* Directions for this task
Give only the number of lines that hold the word "command".

* Given records
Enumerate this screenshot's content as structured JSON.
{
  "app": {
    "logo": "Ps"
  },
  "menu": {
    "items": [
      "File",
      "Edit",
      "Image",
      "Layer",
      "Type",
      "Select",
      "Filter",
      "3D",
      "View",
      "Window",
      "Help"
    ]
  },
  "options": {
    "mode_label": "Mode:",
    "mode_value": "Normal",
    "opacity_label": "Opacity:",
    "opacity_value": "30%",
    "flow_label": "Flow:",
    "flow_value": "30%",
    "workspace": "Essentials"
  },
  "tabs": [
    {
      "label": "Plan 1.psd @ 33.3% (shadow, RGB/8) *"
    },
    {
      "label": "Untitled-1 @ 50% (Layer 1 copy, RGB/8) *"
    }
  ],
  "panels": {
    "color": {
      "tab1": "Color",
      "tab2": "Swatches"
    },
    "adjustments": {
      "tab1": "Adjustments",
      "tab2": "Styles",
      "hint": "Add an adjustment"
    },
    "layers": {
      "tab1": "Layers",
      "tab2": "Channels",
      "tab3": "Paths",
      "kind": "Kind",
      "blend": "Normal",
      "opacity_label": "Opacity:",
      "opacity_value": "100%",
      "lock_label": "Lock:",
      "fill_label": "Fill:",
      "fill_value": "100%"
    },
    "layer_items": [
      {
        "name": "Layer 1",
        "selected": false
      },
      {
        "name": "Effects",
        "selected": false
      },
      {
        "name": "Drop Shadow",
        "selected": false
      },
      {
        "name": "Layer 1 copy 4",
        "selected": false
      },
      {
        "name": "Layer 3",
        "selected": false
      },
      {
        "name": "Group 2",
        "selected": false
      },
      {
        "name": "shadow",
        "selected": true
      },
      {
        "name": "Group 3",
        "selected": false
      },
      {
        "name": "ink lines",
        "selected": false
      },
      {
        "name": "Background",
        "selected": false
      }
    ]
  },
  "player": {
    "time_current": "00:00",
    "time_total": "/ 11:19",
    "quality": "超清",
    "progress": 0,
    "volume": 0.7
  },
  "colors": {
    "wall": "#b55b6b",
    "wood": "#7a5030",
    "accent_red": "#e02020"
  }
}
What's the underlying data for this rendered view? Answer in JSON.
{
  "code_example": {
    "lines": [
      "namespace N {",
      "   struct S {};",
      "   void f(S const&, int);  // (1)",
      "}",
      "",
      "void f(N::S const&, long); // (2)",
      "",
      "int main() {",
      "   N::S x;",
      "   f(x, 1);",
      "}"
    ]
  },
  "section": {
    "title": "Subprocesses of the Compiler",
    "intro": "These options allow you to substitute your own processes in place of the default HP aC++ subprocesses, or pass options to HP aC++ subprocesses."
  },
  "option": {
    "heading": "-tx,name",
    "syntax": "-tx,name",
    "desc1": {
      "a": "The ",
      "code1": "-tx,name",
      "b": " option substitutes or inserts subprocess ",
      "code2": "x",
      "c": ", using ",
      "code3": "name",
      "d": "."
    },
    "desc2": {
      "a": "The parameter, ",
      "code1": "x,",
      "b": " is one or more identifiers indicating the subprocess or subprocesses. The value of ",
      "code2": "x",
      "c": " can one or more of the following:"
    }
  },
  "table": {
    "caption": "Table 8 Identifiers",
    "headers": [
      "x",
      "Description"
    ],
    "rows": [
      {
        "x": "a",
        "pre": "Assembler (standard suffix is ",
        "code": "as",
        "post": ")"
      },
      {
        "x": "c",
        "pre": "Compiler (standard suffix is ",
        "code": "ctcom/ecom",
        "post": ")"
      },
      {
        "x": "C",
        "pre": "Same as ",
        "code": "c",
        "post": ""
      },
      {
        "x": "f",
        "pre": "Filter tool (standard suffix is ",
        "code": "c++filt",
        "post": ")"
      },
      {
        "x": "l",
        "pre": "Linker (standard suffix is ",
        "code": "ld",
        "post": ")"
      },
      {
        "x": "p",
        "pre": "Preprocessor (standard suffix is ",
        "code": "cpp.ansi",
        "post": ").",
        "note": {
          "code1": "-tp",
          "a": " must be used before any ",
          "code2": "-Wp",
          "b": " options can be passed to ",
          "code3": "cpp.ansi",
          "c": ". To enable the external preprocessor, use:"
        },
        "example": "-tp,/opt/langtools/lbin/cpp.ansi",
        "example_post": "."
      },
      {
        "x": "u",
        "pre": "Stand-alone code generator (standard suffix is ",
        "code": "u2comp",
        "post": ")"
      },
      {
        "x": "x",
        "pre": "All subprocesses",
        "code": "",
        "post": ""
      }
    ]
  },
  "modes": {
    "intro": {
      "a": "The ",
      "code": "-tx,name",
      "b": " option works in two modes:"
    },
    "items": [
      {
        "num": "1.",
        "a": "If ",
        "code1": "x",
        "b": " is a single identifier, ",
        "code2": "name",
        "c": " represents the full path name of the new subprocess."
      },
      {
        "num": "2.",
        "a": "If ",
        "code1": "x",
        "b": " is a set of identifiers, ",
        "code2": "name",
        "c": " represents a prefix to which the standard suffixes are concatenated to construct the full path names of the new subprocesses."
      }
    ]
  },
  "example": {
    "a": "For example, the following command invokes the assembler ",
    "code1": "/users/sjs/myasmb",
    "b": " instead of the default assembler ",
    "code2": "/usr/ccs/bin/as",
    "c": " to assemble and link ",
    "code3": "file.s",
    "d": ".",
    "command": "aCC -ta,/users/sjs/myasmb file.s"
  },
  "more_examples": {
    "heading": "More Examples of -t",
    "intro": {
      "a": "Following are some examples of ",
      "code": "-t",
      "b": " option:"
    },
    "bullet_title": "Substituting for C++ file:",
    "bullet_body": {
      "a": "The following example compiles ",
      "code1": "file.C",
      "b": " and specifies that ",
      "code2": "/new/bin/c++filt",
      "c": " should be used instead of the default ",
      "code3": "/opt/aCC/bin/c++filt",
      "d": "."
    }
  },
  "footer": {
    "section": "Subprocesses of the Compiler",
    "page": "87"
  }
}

* Final result
2